What to work on:
Starting at the line that contains "file-list: Name Size" and stopping after the line that contains "file-name: package-lock.json bbox=[193, 238, 310, 253]", edit the rows so that "Program" becomes "Application" and nothing else changes. Return only those lines.

Items listed in a dataset:
-*-*-

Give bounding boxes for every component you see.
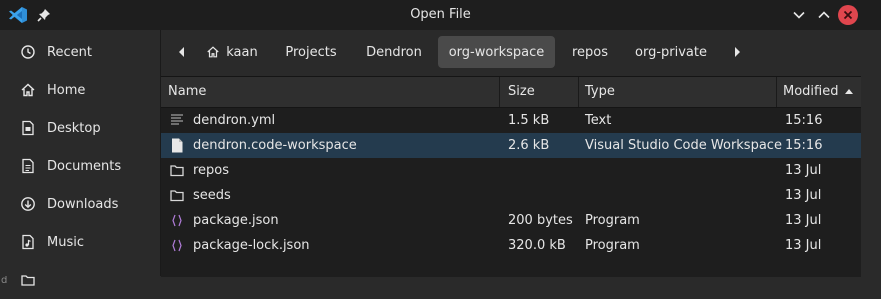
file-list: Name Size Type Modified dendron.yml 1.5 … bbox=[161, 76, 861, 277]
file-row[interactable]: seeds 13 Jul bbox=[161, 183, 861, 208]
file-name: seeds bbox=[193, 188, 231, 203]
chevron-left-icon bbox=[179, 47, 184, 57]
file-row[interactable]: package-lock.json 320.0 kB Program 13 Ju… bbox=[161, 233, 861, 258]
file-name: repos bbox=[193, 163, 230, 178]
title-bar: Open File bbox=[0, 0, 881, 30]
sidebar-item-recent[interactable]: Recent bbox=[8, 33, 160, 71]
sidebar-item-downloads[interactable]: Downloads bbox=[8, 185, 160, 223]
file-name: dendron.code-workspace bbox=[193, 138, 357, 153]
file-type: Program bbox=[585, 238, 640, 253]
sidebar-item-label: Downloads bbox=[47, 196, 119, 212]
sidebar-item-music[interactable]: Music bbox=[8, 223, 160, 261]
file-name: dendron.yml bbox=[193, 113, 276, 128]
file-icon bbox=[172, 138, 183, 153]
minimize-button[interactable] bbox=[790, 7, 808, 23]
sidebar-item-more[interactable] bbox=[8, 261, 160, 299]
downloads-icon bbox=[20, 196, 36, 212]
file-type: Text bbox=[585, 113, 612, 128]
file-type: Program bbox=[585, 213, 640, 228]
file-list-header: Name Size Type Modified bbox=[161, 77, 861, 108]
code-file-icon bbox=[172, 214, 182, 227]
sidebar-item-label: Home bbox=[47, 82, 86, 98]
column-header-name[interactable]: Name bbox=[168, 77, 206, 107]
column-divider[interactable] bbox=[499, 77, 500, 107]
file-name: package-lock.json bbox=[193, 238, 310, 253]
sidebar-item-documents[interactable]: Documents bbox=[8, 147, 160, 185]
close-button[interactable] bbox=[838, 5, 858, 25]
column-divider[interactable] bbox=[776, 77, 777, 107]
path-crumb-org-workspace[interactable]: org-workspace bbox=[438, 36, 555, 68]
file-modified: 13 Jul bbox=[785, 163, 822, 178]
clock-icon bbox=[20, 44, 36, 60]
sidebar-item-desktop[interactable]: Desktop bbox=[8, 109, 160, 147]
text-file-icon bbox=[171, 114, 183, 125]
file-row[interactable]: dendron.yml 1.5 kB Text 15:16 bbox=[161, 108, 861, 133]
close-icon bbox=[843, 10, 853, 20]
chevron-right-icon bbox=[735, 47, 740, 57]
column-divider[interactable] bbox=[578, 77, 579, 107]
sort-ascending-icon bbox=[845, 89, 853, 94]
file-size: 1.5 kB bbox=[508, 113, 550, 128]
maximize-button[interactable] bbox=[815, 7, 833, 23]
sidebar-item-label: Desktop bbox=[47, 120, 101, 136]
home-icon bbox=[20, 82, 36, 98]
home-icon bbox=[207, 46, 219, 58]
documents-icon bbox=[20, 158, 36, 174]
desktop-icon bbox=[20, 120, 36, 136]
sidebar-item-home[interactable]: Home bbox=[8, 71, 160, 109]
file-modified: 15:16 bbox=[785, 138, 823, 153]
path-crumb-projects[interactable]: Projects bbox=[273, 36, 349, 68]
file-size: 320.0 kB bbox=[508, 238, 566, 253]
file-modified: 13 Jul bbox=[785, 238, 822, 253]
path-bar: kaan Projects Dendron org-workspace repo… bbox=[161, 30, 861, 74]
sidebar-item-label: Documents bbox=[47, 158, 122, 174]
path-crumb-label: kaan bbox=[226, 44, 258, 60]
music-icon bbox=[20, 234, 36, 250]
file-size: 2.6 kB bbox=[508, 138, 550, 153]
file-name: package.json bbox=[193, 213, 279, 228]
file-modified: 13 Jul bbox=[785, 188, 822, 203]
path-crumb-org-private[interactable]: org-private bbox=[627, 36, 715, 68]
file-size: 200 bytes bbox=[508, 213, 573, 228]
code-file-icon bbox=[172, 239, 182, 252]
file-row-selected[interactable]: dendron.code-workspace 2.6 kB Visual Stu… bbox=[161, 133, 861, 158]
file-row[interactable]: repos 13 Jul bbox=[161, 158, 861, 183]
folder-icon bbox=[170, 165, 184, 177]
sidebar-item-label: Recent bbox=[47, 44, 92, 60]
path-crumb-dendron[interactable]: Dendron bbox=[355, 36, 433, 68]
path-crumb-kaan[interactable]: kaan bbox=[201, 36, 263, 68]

-*-*-

Written solution:
file-list: Name Size Type Modified dendron.yml 1.5 … bbox=[161, 76, 861, 277]
file-row[interactable]: seeds 13 Jul bbox=[161, 183, 861, 208]
file-name: seeds bbox=[193, 188, 231, 203]
chevron-left-icon bbox=[179, 47, 184, 57]
file-row[interactable]: package-lock.json 320.0 kB Application 13 Ju… bbox=[161, 233, 861, 258]
file-name: repos bbox=[193, 163, 230, 178]
title-bar: Open File bbox=[0, 0, 881, 30]
sidebar-item-recent[interactable]: Recent bbox=[8, 33, 160, 71]
sidebar-item-downloads[interactable]: Downloads bbox=[8, 185, 160, 223]
file-name: dendron.code-workspace bbox=[193, 138, 357, 153]
file-type: Application bbox=[585, 238, 640, 253]
sidebar-item-label: Downloads bbox=[47, 196, 119, 212]
sidebar-item-music[interactable]: Music bbox=[8, 223, 160, 261]
file-name: dendron.yml bbox=[193, 113, 276, 128]
file-icon bbox=[172, 138, 183, 153]
minimize-button[interactable] bbox=[790, 7, 808, 23]
sidebar-item-more[interactable] bbox=[8, 261, 160, 299]
downloads-icon bbox=[20, 196, 36, 212]
file-type: Text bbox=[585, 113, 612, 128]
file-type: Application bbox=[585, 213, 640, 228]
file-list-header: Name Size Type Modified bbox=[161, 77, 861, 108]
code-file-icon bbox=[172, 214, 182, 227]
sidebar-item-label: Home bbox=[47, 82, 86, 98]
column-header-name[interactable]: Name bbox=[168, 77, 206, 107]
column-divider[interactable] bbox=[499, 77, 500, 107]
file-name: package-lock.json bbox=[193, 238, 310, 253]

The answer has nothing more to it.